> _Text segment_
○ ○ ○ ○ ○ ○ ○
Those she could not immediately see how to heal, those for whom the scars of memory were so deeply embedded that they obscured all possibility of brighter realities, these she would “accompany.” Accompanying, traveling alongside, in Helen’s view, is a crucial part of the process.
When I went to see her, early in 2003, Helen talked about a middle-aged Rwandan woman who had been referred to her not long before. For several weeks, Mrs. M. did not speak. She cried, she rocked, but she said nothing. Helen sat and held her. Week after week, she appeared in Helen’s room, at the appointed time and on the correct day, and cried and rocked. Then one day she began to talk. She said that she was a Hutu, the wife of a Hutu businessman who sold spare parts for cars, and that she had three children, a girl of thirteen and two boys of ten and six. In 1994, some years before the birth of her youngest child, civil war came to her village. One day Tutsi soldiers arrived. They assumed that her family had been responsible for the deaths of Tutsis. They killed her father and her two brothers, with knives and machetes. Then they attacked her, using machetes and bayonets, and slashed her from side to side, almost amputating her right foot, and leaving her stomach and groin with open gashes. They raped her, vaginally and anally. Leaving many villagers dead or mutilated, they dragged her husband away with them. Later, she heard that they were holding him in a prison, and later still he suddenly appeared at home, having escaped. For a while, the family lived quietly, without trouble. But one day the soldiers came back and, finding her husband there, beat him very badly and took him away with them. Mrs. M. was again raped, by four men. When she fought off a fifth, she was again slashed and beaten. Her husband did not come back; a neighbor told her that he had been killed. One day, a villager came to tell her that the soldiers were on their way to get her. Mrs. M. fled. She hid in the bush, and then with friends, until money was raised to send her abroad. She left her children with her mother.
○ ○ ○ ○ ○ ○ ○
> _Listed entries_
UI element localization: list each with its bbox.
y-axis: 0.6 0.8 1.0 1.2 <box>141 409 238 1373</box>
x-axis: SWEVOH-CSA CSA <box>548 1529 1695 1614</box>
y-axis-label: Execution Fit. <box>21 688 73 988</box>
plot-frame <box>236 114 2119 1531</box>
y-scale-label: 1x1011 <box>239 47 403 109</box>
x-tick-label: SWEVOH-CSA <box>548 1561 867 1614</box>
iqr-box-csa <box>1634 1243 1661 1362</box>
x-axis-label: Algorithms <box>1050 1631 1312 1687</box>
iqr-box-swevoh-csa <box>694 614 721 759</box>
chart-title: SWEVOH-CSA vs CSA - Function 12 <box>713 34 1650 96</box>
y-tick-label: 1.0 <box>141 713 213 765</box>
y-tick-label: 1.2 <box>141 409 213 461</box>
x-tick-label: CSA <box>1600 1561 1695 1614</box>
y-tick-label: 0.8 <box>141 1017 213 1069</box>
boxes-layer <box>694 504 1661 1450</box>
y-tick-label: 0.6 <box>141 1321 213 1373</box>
○ ○ ○ ○ ○ ○ ○
> _Aim of the task_
According to the account of Mrs. M., what did her husband sell as a businessman? The data play no part in the task.

> _Your solution_
Spare parts for cars.